SUPPLIED PASSAGE
● ● ● ● ●
Sadly, none of Rachel’s poetry has survived the last one-hundred
years, though there are a few rejection slips so we know that even
this gifted writer experienced the agony of publishing. But Linda
Lear, her biographer, found this lovely essay titled “My
Favorite Recreation” published in St. Nicholas Magazine
when Rachel was fifteen.
My Favorite Recreation
-- by Rachel Carson
The call of the trail
on that dewy May morning was too strong to withstand. The sun
was barely an hour high
when Pal and I
set off for a day of our favorite sport with a lunch-box, a canteen,
a note-book, and a camera. Your experienced woodsman will say
that
we were going birds’ –nesting – in the most
approved fashion.
Soon our trail turned
aside into deeper woodland. It wound up a gently sloping hill,
carpeted with fragrant pine-needles.
It
was our own discovery, Pal’s and mine, and the fact gave
us a thrill of exultation. It was the sort of place that awes
you by its majestic silence, interrupted only by the rustling
breeze
and the distant tinkle of water.
Near at hand we heard
the cheery “witchery, witchery,” of
the Maryland yellow-throat. For half an hour we trailed him, until
we came out on a sunny slope. There in some low bushes we found
the nest, containing four jewel-like eggs. To the little owner’s
consternation, we came close enough to snap a picture.
Countless discoveries
made the day memorable: the bobwhite’s
nest, tightly packed with eggs, the oriole’s aerial cradle,
the frame-work of sticks which the cuckoo calls a nest, and
the lichen-covered home of the humming-bird.
Late in the afternoon
a penetrating “Teacher! teacher! TEACHER!” reached
our ears. An oven-bird! A careful search revealed his nest,
a little round ball of grass, securely hidden on the ground.
The cool of approaching night settled. The wood-thrushes trilled
their golden melody. The setting sun transformed the sky into a
sea of blue and gold. A vesper-sparrow sang his evening lullaby.
We turned slowly homeward, gloriously tired, gloriously happy!
“My Favorite Recreation” from
St. Nicholas Magazine, vol. 49 (July 1922), p. 999. Republished
in Lost Woods:
The Discovered
Writings of Rachel Carson by Linda Lear (Boston, MA: Beacon
Press, 1998).
● ● ● ● ●
GIVEN MATERIAL

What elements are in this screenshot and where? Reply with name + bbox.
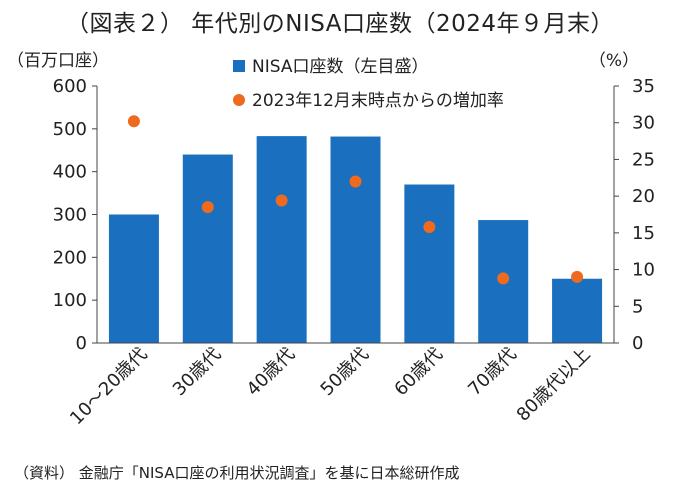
● ● ● ● ●
EXERCISE TASK 1
According to the Rachel Carson passage, what did the oven-bird's nest look like?
EXERCISE TASK 2
Continue the Rachel Carson passage from its last sentence.

WRITTEN ANSWER 1
It was a little round ball of grass, securely hidden on the ground.

WRITTEN ANSWER 2
***********
During her career, Rachel continued to write in a way that communicates
scientific knowledge in a literary style that non-scientists
found compelling. She published numerous magazine articles and
four books: Under the Sea Wind (1941), The Sea Around Us (1950),
The Edge of the Sea (1955), and Silent Spring (1962). A fifth
book, The Sense of Wonder, was based on an article and published
in 1965 after her death. Selections from her field notebooks
and public speeches collected by Linda Lear are published in
Lost Woods: The Discovered Writing of Rachel Carson (1998).
Probably no piece of
her writing crystallizes Rachel Carson’s
philosophy more than this, the closing statement from The Edge
of the Sea (1955):
Contemplating the teeming
life of the shore, we have an uneasy sense of the communication
of some universal truth
that lies
just beyond our grasp. What is the message signaled by the hordes
of
diatoms, flashing their microscopic lights in the night sear?
What truth is expressed by the legions of the barnacles, whitening
the
rocks with their habitations, each small creature within finding
the necessities of its existence in the sweep of the surf?
And what is the meaning of so tiny a being as the transparent
wisp
of protoplasm that is a sea lace existing for some reason inscrutable
to us – a reason that demands its presence by the trillion
amid the rocks and weeds of the shore? The meaning haunts and
ever eludes us, and in its very pursuit we approach the ultimate
mystery
of Life itself.
We hope you’ve enjoyed these samples of Rachel’s
writing. We’ve also collected a few nature-inspired
pieces by a group of writers representing many stages along life’s
continuum.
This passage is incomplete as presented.